Required work: Check each line for the word "xlabel" and report how many have it. Give nothing else.

---

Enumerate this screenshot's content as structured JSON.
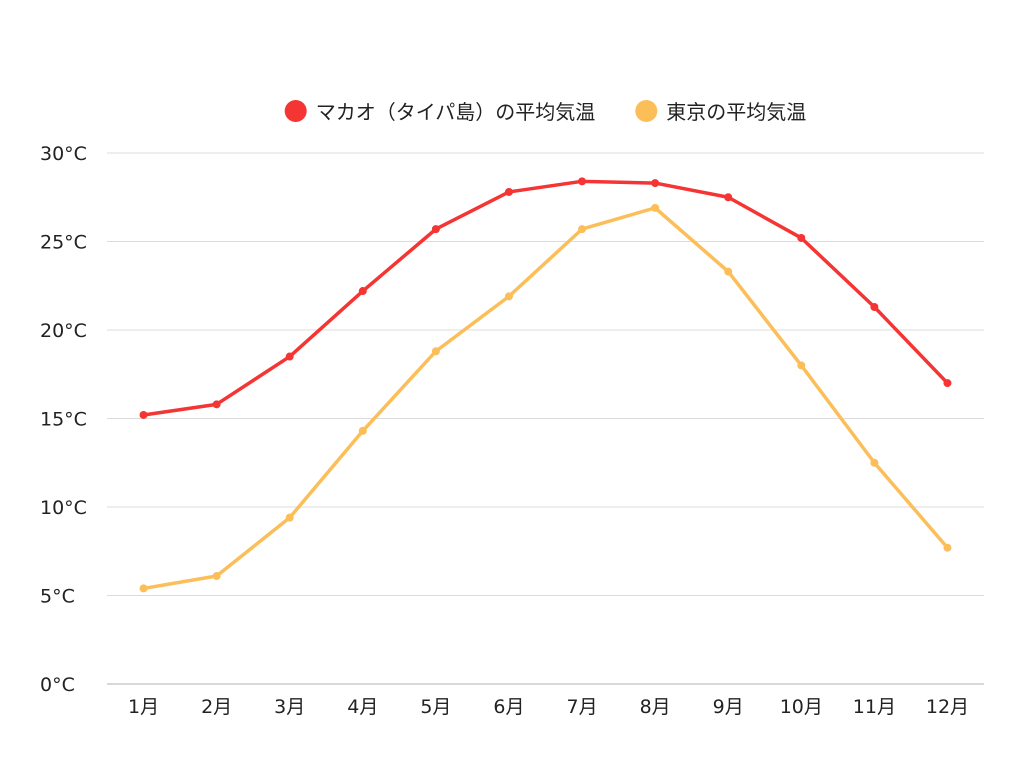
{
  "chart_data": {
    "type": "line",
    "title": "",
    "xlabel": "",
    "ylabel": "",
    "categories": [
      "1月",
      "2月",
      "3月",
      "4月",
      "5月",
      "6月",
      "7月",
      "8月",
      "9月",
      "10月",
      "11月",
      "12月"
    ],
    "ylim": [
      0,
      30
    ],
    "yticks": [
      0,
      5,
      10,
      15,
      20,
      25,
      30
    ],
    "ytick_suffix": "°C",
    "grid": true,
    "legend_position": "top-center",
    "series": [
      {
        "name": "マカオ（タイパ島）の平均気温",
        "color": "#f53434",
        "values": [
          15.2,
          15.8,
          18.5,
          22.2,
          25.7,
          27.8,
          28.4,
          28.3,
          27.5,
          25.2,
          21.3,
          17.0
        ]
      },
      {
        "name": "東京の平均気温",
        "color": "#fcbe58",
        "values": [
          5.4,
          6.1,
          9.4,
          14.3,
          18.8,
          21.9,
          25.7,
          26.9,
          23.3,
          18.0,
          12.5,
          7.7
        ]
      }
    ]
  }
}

---

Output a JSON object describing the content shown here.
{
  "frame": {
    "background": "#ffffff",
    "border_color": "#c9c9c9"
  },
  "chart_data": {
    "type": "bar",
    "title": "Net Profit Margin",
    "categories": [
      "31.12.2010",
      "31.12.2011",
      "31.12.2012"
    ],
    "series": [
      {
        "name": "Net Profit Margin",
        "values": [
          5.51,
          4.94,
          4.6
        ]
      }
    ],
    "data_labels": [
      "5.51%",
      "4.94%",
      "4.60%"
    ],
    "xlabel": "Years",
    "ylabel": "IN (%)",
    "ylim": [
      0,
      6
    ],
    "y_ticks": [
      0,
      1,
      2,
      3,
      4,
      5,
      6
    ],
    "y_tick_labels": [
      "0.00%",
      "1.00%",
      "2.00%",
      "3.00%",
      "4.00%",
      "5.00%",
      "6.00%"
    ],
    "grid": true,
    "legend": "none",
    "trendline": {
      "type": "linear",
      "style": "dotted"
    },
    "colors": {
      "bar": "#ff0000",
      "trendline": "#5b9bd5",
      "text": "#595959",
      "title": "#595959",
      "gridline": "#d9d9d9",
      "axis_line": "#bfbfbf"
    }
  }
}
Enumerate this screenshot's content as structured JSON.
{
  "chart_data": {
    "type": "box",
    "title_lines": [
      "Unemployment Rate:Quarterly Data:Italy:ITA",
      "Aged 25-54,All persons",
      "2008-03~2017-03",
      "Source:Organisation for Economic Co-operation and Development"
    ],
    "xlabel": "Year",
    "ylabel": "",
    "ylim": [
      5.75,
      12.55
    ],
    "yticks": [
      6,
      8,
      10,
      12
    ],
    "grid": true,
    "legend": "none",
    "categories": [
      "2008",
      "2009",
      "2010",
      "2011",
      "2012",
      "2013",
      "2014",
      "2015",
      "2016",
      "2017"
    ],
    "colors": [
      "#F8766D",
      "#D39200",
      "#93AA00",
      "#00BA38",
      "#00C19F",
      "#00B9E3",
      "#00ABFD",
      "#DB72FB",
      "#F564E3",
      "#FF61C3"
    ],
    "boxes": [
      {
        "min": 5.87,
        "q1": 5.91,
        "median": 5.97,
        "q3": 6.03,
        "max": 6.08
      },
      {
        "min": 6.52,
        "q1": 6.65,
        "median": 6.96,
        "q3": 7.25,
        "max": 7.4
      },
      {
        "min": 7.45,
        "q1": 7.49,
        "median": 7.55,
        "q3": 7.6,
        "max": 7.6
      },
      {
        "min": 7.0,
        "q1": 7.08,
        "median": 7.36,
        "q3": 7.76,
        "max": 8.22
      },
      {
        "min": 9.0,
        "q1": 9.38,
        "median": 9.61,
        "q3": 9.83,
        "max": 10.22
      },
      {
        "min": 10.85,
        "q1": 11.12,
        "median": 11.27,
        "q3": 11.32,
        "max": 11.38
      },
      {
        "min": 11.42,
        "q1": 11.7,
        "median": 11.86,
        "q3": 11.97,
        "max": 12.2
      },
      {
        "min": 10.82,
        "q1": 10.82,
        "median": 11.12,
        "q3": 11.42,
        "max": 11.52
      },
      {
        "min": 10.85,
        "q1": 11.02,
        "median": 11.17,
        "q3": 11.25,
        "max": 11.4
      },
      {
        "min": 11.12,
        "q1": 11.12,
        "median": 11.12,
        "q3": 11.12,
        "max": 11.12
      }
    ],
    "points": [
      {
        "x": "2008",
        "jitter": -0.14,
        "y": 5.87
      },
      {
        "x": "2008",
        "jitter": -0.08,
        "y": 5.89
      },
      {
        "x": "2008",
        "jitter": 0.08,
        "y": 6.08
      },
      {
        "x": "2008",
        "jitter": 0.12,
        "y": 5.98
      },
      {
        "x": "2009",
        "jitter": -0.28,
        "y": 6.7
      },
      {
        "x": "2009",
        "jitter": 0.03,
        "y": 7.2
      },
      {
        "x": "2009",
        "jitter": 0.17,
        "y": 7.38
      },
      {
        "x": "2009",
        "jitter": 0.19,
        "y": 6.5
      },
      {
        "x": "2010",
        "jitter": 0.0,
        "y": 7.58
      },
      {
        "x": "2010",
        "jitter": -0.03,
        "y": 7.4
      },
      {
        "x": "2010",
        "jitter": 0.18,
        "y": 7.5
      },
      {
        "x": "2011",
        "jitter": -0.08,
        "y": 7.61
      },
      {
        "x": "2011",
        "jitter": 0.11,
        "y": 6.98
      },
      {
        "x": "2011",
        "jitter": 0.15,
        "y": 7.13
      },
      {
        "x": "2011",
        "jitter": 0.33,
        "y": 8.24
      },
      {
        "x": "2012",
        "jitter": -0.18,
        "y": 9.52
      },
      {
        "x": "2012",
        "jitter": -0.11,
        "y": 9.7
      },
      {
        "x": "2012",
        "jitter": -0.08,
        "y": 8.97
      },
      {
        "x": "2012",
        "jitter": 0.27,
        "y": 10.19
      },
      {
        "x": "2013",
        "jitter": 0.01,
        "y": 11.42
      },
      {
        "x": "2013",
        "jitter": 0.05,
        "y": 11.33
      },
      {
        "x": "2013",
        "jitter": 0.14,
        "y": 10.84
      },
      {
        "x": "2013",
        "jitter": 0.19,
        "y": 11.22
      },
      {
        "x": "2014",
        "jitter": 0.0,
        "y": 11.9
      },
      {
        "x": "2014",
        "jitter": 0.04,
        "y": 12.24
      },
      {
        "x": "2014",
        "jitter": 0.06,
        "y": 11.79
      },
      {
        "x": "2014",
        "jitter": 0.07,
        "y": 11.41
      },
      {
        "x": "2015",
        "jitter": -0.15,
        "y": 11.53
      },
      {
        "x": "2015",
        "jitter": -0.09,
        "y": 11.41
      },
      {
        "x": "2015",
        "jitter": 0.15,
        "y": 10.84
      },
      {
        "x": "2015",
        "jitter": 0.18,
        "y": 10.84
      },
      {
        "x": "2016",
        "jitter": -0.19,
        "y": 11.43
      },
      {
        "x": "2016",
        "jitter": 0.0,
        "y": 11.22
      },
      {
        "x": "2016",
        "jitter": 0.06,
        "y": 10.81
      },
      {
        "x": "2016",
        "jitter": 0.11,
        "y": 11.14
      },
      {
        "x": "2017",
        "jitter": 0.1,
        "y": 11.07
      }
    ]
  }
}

---

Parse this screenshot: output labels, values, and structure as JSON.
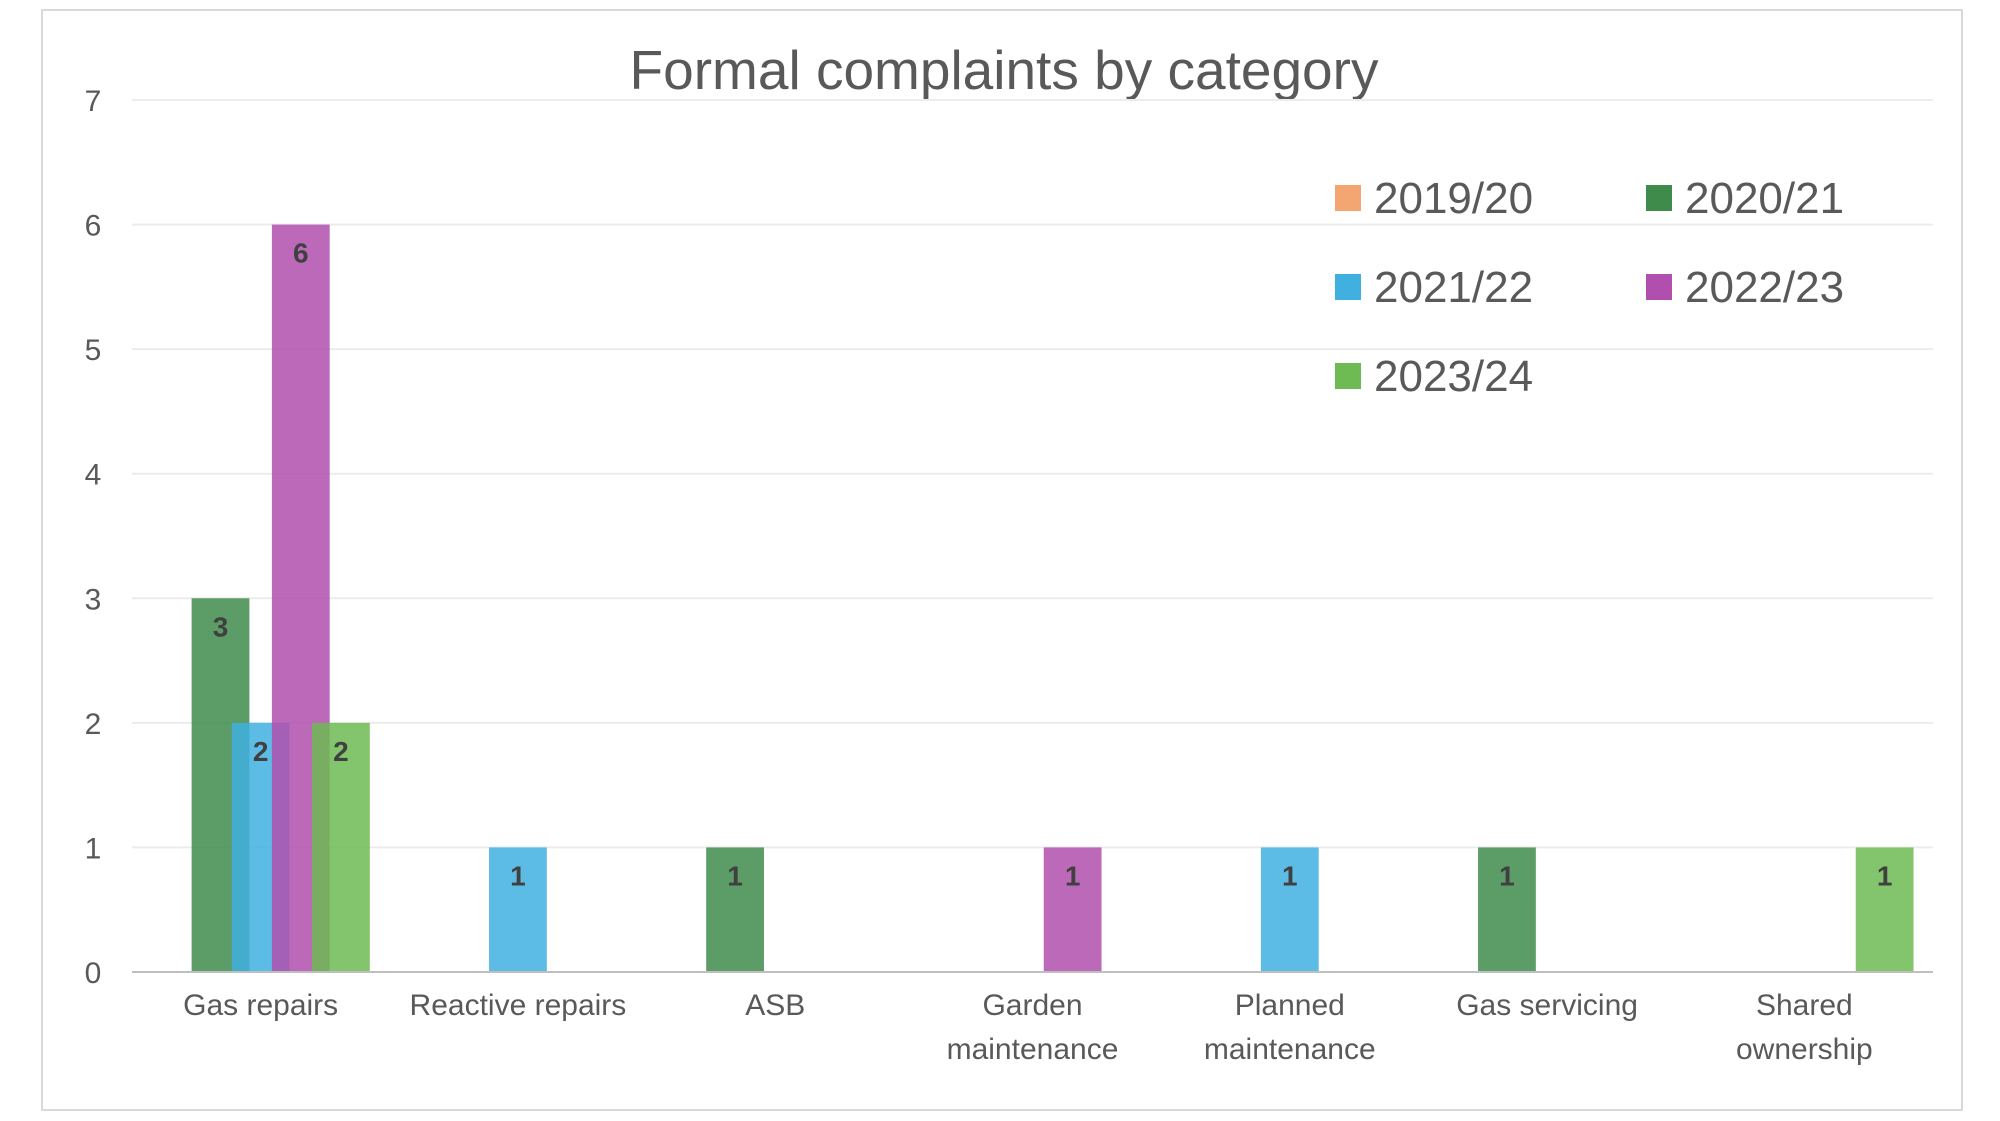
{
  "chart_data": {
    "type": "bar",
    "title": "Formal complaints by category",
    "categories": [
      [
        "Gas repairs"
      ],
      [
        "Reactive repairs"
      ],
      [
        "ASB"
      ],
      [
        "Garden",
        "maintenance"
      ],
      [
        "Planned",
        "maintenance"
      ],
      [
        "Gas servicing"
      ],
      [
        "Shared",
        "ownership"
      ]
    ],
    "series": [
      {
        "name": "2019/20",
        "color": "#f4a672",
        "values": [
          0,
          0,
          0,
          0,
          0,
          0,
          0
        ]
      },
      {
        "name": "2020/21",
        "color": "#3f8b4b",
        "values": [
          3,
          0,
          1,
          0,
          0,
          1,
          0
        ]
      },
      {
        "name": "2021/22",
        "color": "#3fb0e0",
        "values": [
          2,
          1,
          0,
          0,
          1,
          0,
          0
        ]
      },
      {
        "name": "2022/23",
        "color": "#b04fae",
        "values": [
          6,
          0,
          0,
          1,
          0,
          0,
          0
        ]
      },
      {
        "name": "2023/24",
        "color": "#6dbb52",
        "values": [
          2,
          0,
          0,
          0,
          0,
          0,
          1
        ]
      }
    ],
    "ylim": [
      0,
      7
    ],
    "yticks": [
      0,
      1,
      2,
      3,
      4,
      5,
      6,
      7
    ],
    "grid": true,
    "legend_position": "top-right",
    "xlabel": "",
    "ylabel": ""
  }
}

---

Written solution: 4